WHAT IS REQUIRED
Leave out the pictures and transcribe the rest of the records exactly.

SUPPLIED MATERIAL
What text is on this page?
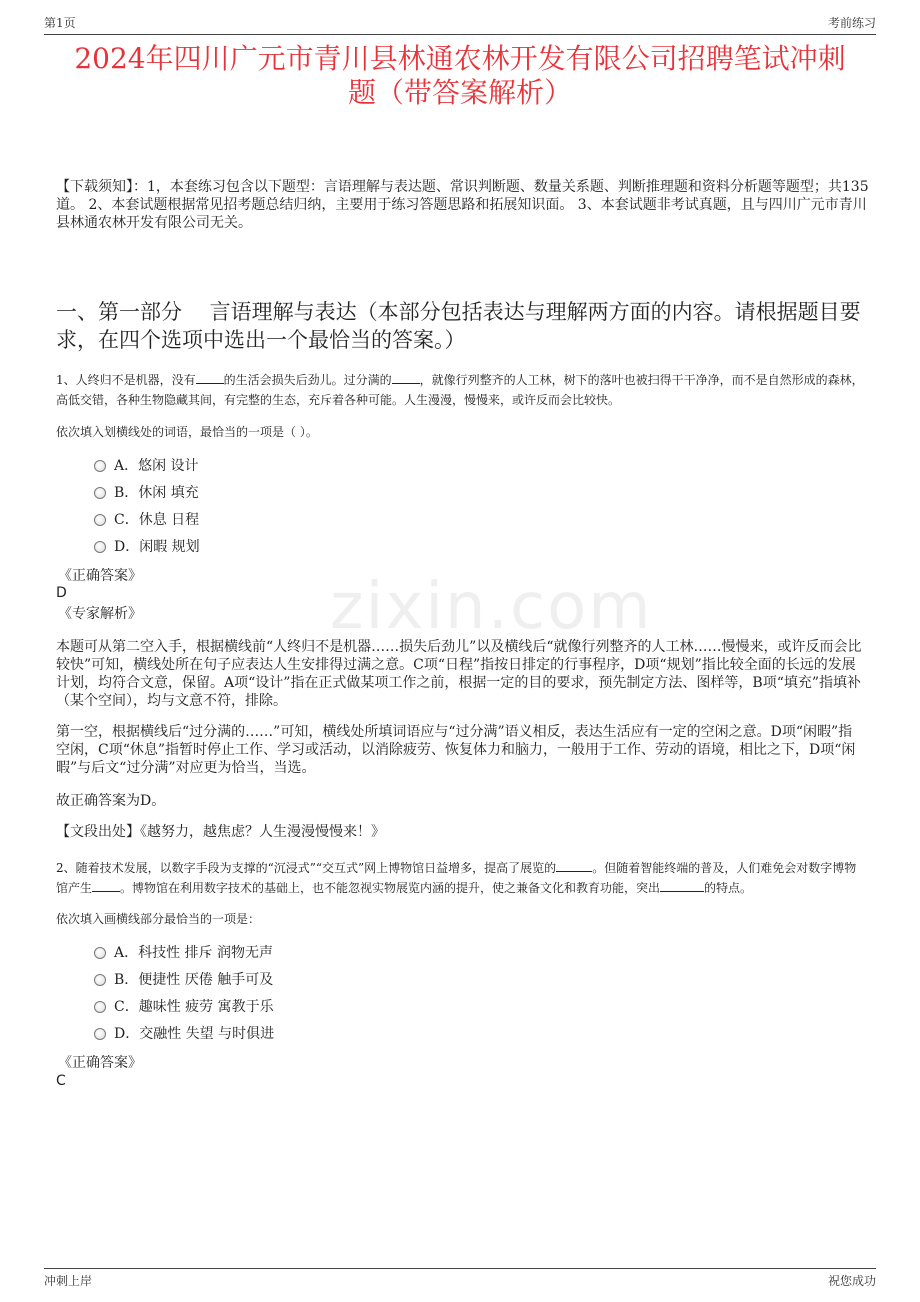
第1页	考前练习
2024年四川广元市青川县林通农林开发有限公司招聘笔试冲刺
题（带答案解析）
【下载须知】：1，本套练习包含以下题型：言语理解与表达题、常识判断题、数量关系题、判断推理题和资料分析题等题型；共135道。 2、本套试题根据常见招考题总结归纳，主要用于练习答题思路和拓展知识面。 3、本套试题非考试真题，且与四川广元市青川县林通农林开发有限公司无关。
一、第一部分　 言语理解与表达（本部分包括表达与理解两方面的内容。请根据题目要求，在四个选项中选出一个最恰当的答案。）
zixin.com
1、人终归不是机器，没有 的生活会损失后劲儿。过分满的 ，就像行列整齐的人工林，树下的落叶也被扫得干干净净，而不是自然形成的森林，高低交错，各种生物隐藏其间，有完整的生态，充斥着各种可能。人生漫漫，慢慢来，或许反而会比较快。
依次填入划横线处的词语，最恰当的一项是（ ）。
A．悠闲 设计
B．休闲 填充
C．休息 日程
D．闲暇 规划
《正确答案》
D
《专家解析》
本题可从第二空入手，根据横线前“人终归不是机器……损失后劲儿”以及横线后“就像行列整齐的人工林……慢慢来，或许反而会比较快”可知，横线处所在句子应表达人生安排得过满之意。C项“日程”指按日排定的行事程序，D项“规划”指比较全面的长远的发展计划，均符合文意，保留。A项“设计”指在正式做某项工作之前，根据一定的目的要求，预先制定方法、图样等，B项“填充”指填补（某个空间），均与文意不符，排除。
第一空，根据横线后“过分满的……”可知，横线处所填词语应与“过分满”语义相反，表达生活应有一定的空闲之意。D项“闲暇”指空闲，C项“休息”指暂时停止工作、学习或活动，以消除疲劳、恢复体力和脑力，一般用于工作、劳动的语境，相比之下，D项“闲暇”与后文“过分满”对应更为恰当，当选。
故正确答案为D。
【文段出处】《越努力，越焦虑？人生漫漫慢慢来！》
2、随着技术发展，以数字手段为支撑的“沉浸式”“交互式”网上博物馆日益增多，提高了展览的	。但随着智能终端的普及，人们难免会对数字博物馆产生 。博物馆在利用数字技术的基础上，也不能忽视实物展览内涵的提升，使之兼备文化和教育功能，突出	的特点。
依次填入画横线部分最恰当的一项是：
A．科技性 排斥 润物无声
B．便捷性 厌倦 触手可及
C．趣味性 疲劳 寓教于乐
D．交融性 失望 与时俱进
《正确答案》
C
冲刺上岸	祝您成功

ANSWER TO THIS EXERCISE
What text is on this page?
第1页	考前练习
2024年四川广元市青川县林通农林开发有限公司招聘笔试冲刺
题（带答案解析）
【下载须知】：1，本套练习包含以下题型：言语理解与表达题、常识判断题、数量关系题、判断推理题和资料分析题等题型；共135道。 2、本套试题根据常见招考题总结归纳，主要用于练习答题思路和拓展知识面。 3、本套试题非考试真题，且与四川广元市青川县林通农林开发有限公司无关。
一、第一部分　 言语理解与表达（本部分包括表达与理解两方面的内容。请根据题目要求，在四个选项中选出一个最恰当的答案。）
zixin.com
1、人终归不是机器，没有 的生活会损失后劲儿。过分满的 ，就像行列整齐的人工林，树下的落叶也被扫得干干净净，而不是自然形成的森林，高低交错，各种生物隐藏其间，有完整的生态，充斥着各种可能。人生漫漫，慢慢来，或许反而会比较快。
依次填入划横线处的词语，最恰当的一项是（ ）。
A．悠闲 设计
B．休闲 填充
C．休息 日程
D．闲暇 规划
《正确答案》
D
《专家解析》
本题可从第二空入手，根据横线前“人终归不是机器……损失后劲儿”以及横线后“就像行列整齐的人工林……慢慢来，或许反而会比较快”可知，横线处所在句子应表达人生安排得过满之意。C项“日程”指按日排定的行事程序，D项“规划”指比较全面的长远的发展计划，均符合文意，保留。A项“设计”指在正式做某项工作之前，根据一定的目的要求，预先制定方法、图样等，B项“填充”指填补（某个空间），均与文意不符，排除。
第一空，根据横线后“过分满的……”可知，横线处所填词语应与“过分满”语义相反，表达生活应有一定的空闲之意。D项“闲暇”指空闲，C项“休息”指暂时停止工作、学习或活动，以消除疲劳、恢复体力和脑力，一般用于工作、劳动的语境，相比之下，D项“闲暇”与后文“过分满”对应更为恰当，当选。
故正确答案为D。
【文段出处】《越努力，越焦虑？人生漫漫慢慢来！》
2、随着技术发展，以数字手段为支撑的“沉浸式”“交互式”网上博物馆日益增多，提高了展览的	。但随着智能终端的普及，人们难免会对数字博物馆产生 。博物馆在利用数字技术的基础上，也不能忽视实物展览内涵的提升，使之兼备文化和教育功能，突出	的特点。
依次填入画横线部分最恰当的一项是：
A．科技性 排斥 润物无声
B．便捷性 厌倦 触手可及
C．趣味性 疲劳 寓教于乐
D．交融性 失望 与时俱进
《正确答案》
C
冲刺上岸	祝您成功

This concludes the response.